• _Requisitos da tarefa_: Escreva a continuação do trecho sobre a polêmica do tratamento precoce em Camaquã, começando logo após a última frase apresentada.

• _Trecho dado_:
________
Os relatos são de que, após a intervenção de Bolsonaro na polêmica, a cidade de Camaquã entrou em estado de ebulição. Há clima de divisão e tensão entre defensores e críticos do chamado tratamento precoce, sem eficácia comprovada. Médicos e enfermeiros relatam estar em ambiente de pressão, inclusive política.
As declarações do presidente ocorrem no momento em que o Brasil é o epicentro da pandemia no mundo, com leitos clínicos e de UTI superlotados na maior parte do país, escassez de medicamentos e alta de mortes. Neste sábado (20), o Brasil ultrapassou a marca de 292 mil óbitos derivados da covid-19.
________
• _Dados apresentados_:

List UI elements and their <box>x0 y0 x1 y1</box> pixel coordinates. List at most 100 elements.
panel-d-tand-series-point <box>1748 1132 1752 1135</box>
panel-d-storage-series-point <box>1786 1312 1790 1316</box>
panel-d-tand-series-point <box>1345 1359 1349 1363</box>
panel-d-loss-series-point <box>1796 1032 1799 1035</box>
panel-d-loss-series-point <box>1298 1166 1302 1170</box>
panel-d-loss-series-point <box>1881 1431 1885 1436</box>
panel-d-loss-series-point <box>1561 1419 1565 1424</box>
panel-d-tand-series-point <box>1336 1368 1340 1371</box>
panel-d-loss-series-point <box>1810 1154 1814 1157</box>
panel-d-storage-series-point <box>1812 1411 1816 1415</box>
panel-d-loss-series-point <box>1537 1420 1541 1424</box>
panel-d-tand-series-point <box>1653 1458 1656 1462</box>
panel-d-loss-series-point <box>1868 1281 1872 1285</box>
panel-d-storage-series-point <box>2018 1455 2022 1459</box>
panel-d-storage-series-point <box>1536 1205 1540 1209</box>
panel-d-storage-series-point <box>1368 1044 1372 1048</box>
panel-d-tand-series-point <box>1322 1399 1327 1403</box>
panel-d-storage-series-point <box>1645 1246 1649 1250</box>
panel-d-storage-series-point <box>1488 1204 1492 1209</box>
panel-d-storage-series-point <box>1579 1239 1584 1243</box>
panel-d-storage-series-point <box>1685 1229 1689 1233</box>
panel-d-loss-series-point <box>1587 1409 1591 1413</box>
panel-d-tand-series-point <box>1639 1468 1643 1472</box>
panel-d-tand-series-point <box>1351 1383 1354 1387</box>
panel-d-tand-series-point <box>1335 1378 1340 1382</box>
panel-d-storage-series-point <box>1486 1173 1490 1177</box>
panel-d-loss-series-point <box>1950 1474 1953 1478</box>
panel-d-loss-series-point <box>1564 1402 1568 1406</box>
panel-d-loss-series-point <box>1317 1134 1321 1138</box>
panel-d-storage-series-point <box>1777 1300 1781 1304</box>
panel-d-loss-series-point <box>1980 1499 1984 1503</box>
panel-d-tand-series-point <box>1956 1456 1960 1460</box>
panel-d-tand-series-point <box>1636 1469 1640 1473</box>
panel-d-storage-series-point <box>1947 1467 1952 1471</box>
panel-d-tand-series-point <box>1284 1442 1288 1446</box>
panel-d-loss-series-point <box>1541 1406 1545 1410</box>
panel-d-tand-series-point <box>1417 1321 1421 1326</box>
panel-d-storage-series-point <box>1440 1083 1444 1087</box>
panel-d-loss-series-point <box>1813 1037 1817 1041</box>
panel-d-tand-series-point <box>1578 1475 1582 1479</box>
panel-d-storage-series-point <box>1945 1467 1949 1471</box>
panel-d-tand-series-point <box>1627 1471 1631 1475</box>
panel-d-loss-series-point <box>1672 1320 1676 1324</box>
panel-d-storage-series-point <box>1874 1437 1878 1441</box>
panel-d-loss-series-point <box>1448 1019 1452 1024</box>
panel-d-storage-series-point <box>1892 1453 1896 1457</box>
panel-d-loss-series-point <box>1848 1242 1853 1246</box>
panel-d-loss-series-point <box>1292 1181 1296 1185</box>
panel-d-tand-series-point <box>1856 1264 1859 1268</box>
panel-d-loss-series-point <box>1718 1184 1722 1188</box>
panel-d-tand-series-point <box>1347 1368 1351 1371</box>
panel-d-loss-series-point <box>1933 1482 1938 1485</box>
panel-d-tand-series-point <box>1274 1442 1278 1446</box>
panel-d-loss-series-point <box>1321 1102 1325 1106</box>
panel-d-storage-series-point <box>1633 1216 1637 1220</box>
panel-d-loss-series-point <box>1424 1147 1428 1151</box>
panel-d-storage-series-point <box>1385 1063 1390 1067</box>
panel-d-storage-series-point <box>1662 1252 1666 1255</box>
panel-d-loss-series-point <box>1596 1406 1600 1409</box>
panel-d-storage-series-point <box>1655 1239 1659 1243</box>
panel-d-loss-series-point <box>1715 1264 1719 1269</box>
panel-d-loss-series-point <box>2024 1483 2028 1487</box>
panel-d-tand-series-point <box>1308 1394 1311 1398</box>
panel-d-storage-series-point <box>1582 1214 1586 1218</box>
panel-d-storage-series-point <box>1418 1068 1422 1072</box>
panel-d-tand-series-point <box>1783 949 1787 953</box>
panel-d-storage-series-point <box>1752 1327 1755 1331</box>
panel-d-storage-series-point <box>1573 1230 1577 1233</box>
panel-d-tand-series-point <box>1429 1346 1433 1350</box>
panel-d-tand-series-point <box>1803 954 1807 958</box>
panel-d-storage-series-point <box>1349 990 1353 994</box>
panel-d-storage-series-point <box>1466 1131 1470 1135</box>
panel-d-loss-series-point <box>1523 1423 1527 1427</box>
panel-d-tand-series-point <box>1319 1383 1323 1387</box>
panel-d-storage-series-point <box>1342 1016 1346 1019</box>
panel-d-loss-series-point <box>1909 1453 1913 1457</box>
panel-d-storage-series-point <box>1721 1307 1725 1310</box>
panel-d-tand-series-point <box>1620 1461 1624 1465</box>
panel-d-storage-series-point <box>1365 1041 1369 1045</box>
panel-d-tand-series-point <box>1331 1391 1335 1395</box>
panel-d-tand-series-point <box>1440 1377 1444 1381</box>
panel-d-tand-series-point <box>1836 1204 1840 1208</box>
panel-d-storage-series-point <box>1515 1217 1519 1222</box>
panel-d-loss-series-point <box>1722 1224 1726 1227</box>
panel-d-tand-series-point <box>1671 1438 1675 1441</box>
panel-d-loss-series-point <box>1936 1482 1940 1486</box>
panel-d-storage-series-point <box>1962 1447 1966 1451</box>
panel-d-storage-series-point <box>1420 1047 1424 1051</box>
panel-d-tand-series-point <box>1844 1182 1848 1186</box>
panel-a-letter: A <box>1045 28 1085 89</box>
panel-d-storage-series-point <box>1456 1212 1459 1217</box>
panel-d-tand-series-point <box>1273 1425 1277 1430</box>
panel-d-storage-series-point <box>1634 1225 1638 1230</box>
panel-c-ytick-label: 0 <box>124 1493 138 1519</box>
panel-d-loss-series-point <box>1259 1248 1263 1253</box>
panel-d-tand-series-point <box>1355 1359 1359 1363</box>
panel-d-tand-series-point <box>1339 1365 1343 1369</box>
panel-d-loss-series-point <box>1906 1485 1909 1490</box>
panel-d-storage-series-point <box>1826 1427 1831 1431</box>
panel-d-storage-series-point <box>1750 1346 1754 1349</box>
________
• _Resposta_:
Pivô da fala do presidente, Eliane Scherer é formada pela Universidade Federal de Rio Grande (Furg), fez clínica e geriatria na PUC-RS e também conta com uma especialização em Ecografia. A reportagem localizou a médica, que prefere não falar muito sobre o caso. Ela confirma que utilizou a hidroxocloroquina por meio de nebulização e diz que o tratamento já é usado em outros locais e consta na literatura médica.
— Estou passando por um momento difícil, proibida pelo hospital de aplicar o medicamento nos pacientes, a menos que o faça de forma particular. Mas não sou eu o tema, são os pacientes, que estão se beneficiando por isso. É para o bem deles. Não ganho nada com isso, custa R$ 1,50 cada cápsula para o tratamento. Espero que os pacientes contem isso, estou deixando eles gravarem sua experiência. Depois eu falarei com mais calma.
Hospital avalia denunciar médica ao MP e Cremers
O Hospital Nossa Senhora Aparecida, de Camaquã, estaria preparando uma denúncia que deverá ser feita na segunda-feira (22), no Ministério Público e no Conselho Regional de Medicina do Rio Grande do Sul (Cremers), contra a médica que receitou a nebulização de hidroxicloroquina diluída.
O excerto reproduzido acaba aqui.